Which lines contain the string "title"? Please list every one of them.

Dataset rows about figures
※

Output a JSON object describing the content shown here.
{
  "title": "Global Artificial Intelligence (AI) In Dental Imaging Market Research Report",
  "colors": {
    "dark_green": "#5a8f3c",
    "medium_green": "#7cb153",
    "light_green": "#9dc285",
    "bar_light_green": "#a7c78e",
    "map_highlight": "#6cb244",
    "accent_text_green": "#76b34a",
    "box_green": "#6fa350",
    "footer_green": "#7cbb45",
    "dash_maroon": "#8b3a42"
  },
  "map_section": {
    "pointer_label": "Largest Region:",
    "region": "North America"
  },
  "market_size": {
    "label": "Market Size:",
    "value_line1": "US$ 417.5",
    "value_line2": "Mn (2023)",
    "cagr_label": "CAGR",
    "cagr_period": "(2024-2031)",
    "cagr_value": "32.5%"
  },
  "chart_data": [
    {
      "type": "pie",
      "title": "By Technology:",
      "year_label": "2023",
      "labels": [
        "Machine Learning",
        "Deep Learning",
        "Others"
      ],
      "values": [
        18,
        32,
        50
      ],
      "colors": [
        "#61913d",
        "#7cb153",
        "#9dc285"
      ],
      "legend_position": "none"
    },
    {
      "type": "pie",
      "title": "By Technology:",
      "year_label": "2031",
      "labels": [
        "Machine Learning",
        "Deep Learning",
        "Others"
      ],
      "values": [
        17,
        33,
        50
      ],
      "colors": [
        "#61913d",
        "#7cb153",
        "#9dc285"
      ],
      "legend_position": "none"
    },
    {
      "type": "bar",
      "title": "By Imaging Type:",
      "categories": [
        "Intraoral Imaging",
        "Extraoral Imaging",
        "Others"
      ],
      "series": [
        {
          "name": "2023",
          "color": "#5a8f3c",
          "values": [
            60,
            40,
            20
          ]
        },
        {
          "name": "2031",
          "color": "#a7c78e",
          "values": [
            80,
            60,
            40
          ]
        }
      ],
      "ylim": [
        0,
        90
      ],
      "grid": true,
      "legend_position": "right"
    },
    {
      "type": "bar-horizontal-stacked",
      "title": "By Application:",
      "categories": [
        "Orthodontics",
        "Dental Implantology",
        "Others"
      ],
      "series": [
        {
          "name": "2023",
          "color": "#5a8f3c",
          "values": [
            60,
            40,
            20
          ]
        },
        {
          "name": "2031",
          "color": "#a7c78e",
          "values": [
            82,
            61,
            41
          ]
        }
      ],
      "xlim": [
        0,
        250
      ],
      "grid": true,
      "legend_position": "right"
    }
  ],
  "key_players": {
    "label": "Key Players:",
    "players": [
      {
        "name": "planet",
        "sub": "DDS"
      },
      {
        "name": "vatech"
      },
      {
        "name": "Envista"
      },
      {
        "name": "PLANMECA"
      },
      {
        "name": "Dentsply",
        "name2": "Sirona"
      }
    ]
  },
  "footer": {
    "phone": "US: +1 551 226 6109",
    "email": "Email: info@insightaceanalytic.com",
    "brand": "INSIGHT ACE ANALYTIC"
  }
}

※

Result of the task
  "title": "Global Artificial Intelligence (AI) In Dental Imaging Market Research Report",
      "title": "By Technology:",
      "title": "By Technology:",
      "title": "By Imaging Type:",
      "title": "By Application:",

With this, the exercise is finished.